EXERCISE BRIEF | Rewrite these lines, switching "cctv-label" to "camera-label" wherever it appears and leaving everything else unchanged.

※

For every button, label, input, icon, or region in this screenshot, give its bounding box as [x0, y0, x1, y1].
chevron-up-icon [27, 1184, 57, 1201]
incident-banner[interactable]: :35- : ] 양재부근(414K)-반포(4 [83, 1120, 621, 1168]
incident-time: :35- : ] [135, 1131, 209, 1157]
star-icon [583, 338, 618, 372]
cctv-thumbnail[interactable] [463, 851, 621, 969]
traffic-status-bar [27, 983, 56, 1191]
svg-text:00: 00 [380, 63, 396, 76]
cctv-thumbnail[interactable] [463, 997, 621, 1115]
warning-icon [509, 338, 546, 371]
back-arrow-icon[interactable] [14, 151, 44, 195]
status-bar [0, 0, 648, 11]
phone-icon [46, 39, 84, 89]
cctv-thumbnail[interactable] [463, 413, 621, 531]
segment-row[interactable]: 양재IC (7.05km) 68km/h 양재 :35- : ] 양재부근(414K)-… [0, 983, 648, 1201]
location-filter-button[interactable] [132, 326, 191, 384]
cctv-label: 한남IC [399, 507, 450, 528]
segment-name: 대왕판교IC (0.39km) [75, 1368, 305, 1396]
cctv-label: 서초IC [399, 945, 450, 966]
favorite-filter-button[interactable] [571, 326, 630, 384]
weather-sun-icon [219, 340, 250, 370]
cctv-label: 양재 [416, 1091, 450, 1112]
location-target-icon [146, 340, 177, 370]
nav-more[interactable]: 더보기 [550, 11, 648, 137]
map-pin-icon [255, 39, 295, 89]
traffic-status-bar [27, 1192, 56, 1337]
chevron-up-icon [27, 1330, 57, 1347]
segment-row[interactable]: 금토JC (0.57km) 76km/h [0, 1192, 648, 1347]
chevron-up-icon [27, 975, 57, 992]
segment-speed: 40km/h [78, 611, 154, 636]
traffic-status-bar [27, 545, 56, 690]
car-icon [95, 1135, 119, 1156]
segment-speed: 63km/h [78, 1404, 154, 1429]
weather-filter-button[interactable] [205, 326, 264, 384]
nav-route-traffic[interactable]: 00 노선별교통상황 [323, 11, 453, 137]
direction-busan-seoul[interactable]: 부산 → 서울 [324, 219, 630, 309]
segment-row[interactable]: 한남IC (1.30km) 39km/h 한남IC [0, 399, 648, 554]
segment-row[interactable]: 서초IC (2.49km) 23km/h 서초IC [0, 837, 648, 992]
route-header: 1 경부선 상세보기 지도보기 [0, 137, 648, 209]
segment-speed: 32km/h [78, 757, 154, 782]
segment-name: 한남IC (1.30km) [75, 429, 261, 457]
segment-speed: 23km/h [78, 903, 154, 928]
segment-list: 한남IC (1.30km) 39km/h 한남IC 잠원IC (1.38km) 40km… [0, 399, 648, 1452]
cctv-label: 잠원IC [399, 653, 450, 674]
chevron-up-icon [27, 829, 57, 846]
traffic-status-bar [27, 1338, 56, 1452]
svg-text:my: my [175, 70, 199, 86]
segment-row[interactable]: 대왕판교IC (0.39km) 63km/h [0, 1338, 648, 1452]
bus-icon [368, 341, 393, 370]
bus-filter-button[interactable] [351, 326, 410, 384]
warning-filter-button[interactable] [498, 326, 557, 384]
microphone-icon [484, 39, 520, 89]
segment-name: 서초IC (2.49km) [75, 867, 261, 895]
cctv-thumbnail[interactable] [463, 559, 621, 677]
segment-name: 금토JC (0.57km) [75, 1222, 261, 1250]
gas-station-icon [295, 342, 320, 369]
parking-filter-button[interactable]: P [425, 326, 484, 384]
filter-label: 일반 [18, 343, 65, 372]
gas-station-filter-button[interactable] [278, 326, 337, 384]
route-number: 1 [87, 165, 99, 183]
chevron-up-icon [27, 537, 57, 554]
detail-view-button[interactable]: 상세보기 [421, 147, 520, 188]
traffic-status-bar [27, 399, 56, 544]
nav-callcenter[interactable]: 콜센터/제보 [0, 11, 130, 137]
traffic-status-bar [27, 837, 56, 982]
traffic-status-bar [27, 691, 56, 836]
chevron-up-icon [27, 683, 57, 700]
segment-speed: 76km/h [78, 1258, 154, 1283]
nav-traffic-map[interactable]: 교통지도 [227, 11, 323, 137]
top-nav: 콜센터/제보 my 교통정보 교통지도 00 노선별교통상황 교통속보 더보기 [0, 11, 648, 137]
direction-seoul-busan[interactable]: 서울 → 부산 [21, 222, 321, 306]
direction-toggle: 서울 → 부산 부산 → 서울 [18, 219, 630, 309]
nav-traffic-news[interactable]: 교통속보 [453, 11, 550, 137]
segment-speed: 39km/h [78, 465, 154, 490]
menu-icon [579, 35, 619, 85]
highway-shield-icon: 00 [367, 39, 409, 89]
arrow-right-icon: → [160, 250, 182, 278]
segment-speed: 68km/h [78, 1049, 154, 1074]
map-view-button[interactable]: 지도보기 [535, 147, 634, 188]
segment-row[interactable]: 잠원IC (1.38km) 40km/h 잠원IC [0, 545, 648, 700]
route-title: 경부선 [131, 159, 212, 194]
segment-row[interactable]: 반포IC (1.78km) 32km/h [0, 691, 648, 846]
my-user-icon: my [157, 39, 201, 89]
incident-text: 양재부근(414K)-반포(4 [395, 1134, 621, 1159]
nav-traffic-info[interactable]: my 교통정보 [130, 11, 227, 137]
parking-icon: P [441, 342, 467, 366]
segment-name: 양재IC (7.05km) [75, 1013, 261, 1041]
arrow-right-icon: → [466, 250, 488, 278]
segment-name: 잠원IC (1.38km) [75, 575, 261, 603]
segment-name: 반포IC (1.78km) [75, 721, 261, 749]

※

EXERCISE OUTPUT |
For every button, label, input, icon, or region in this screenshot, give its bounding box as [x0, y0, x1, y1].
chevron-up-icon [27, 1184, 57, 1201]
incident-banner[interactable]: :35- : ] 양재부근(414K)-반포(4 [83, 1120, 621, 1168]
incident-time: :35- : ] [135, 1131, 209, 1157]
star-icon [583, 338, 618, 372]
cctv-thumbnail[interactable] [463, 851, 621, 969]
traffic-status-bar [27, 983, 56, 1191]
svg-text:00: 00 [380, 63, 396, 76]
cctv-thumbnail[interactable] [463, 997, 621, 1115]
warning-icon [509, 338, 546, 371]
back-arrow-icon[interactable] [14, 151, 44, 195]
status-bar [0, 0, 648, 11]
phone-icon [46, 39, 84, 89]
cctv-thumbnail[interactable] [463, 413, 621, 531]
segment-row[interactable]: 양재IC (7.05km) 68km/h 양재 :35- : ] 양재부근(414K)-… [0, 983, 648, 1201]
location-filter-button[interactable] [132, 326, 191, 384]
camera-label: 한남IC [399, 507, 450, 528]
segment-name: 대왕판교IC (0.39km) [75, 1368, 305, 1396]
camera-label: 서초IC [399, 945, 450, 966]
favorite-filter-button[interactable] [571, 326, 630, 384]
weather-sun-icon [219, 340, 250, 370]
camera-label: 양재 [416, 1091, 450, 1112]
location-target-icon [146, 340, 177, 370]
nav-more[interactable]: 더보기 [550, 11, 648, 137]
map-pin-icon [255, 39, 295, 89]
traffic-status-bar [27, 1192, 56, 1337]
chevron-up-icon [27, 1330, 57, 1347]
segment-row[interactable]: 금토JC (0.57km) 76km/h [0, 1192, 648, 1347]
chevron-up-icon [27, 975, 57, 992]
segment-speed: 40km/h [78, 611, 154, 636]
traffic-status-bar [27, 545, 56, 690]
car-icon [95, 1135, 119, 1156]
segment-speed: 63km/h [78, 1404, 154, 1429]
weather-filter-button[interactable] [205, 326, 264, 384]
nav-route-traffic[interactable]: 00 노선별교통상황 [323, 11, 453, 137]
direction-busan-seoul[interactable]: 부산 → 서울 [324, 219, 630, 309]
segment-row[interactable]: 한남IC (1.30km) 39km/h 한남IC [0, 399, 648, 554]
segment-row[interactable]: 서초IC (2.49km) 23km/h 서초IC [0, 837, 648, 992]
route-header: 1 경부선 상세보기 지도보기 [0, 137, 648, 209]
segment-speed: 32km/h [78, 757, 154, 782]
segment-name: 한남IC (1.30km) [75, 429, 261, 457]
segment-speed: 23km/h [78, 903, 154, 928]
segment-list: 한남IC (1.30km) 39km/h 한남IC 잠원IC (1.38km) 40km… [0, 399, 648, 1452]
camera-label: 잠원IC [399, 653, 450, 674]
chevron-up-icon [27, 829, 57, 846]
traffic-status-bar [27, 1338, 56, 1452]
svg-text:my: my [175, 70, 199, 86]
segment-row[interactable]: 대왕판교IC (0.39km) 63km/h [0, 1338, 648, 1452]
bus-icon [368, 341, 393, 370]
bus-filter-button[interactable] [351, 326, 410, 384]
warning-filter-button[interactable] [498, 326, 557, 384]
microphone-icon [484, 39, 520, 89]
segment-name: 서초IC (2.49km) [75, 867, 261, 895]
cctv-thumbnail[interactable] [463, 559, 621, 677]
segment-name: 금토JC (0.57km) [75, 1222, 261, 1250]
gas-station-icon [295, 342, 320, 369]
parking-filter-button[interactable]: P [425, 326, 484, 384]
filter-label: 일반 [18, 343, 65, 372]
gas-station-filter-button[interactable] [278, 326, 337, 384]
route-number: 1 [87, 165, 99, 183]
chevron-up-icon [27, 537, 57, 554]
detail-view-button[interactable]: 상세보기 [421, 147, 520, 188]
traffic-status-bar [27, 399, 56, 544]
nav-callcenter[interactable]: 콜센터/제보 [0, 11, 130, 137]
traffic-status-bar [27, 837, 56, 982]
traffic-status-bar [27, 691, 56, 836]
chevron-up-icon [27, 683, 57, 700]
segment-speed: 76km/h [78, 1258, 154, 1283]
nav-traffic-map[interactable]: 교통지도 [227, 11, 323, 137]
top-nav: 콜센터/제보 my 교통정보 교통지도 00 노선별교통상황 교통속보 더보기 [0, 11, 648, 137]
direction-seoul-busan[interactable]: 서울 → 부산 [21, 222, 321, 306]
direction-toggle: 서울 → 부산 부산 → 서울 [18, 219, 630, 309]
nav-traffic-news[interactable]: 교통속보 [453, 11, 550, 137]
segment-speed: 39km/h [78, 465, 154, 490]
menu-icon [579, 35, 619, 85]
highway-shield-icon: 00 [367, 39, 409, 89]
arrow-right-icon: → [160, 250, 182, 278]
segment-speed: 68km/h [78, 1049, 154, 1074]
map-view-button[interactable]: 지도보기 [535, 147, 634, 188]
segment-row[interactable]: 잠원IC (1.38km) 40km/h 잠원IC [0, 545, 648, 700]
route-title: 경부선 [131, 159, 212, 194]
segment-row[interactable]: 반포IC (1.78km) 32km/h [0, 691, 648, 846]
my-user-icon: my [157, 39, 201, 89]
incident-text: 양재부근(414K)-반포(4 [395, 1134, 621, 1159]
nav-traffic-info[interactable]: my 교통정보 [130, 11, 227, 137]
parking-icon: P [441, 342, 467, 366]
segment-name: 양재IC (7.05km) [75, 1013, 261, 1041]
arrow-right-icon: → [466, 250, 488, 278]
segment-name: 잠원IC (1.38km) [75, 575, 261, 603]
segment-name: 반포IC (1.78km) [75, 721, 261, 749]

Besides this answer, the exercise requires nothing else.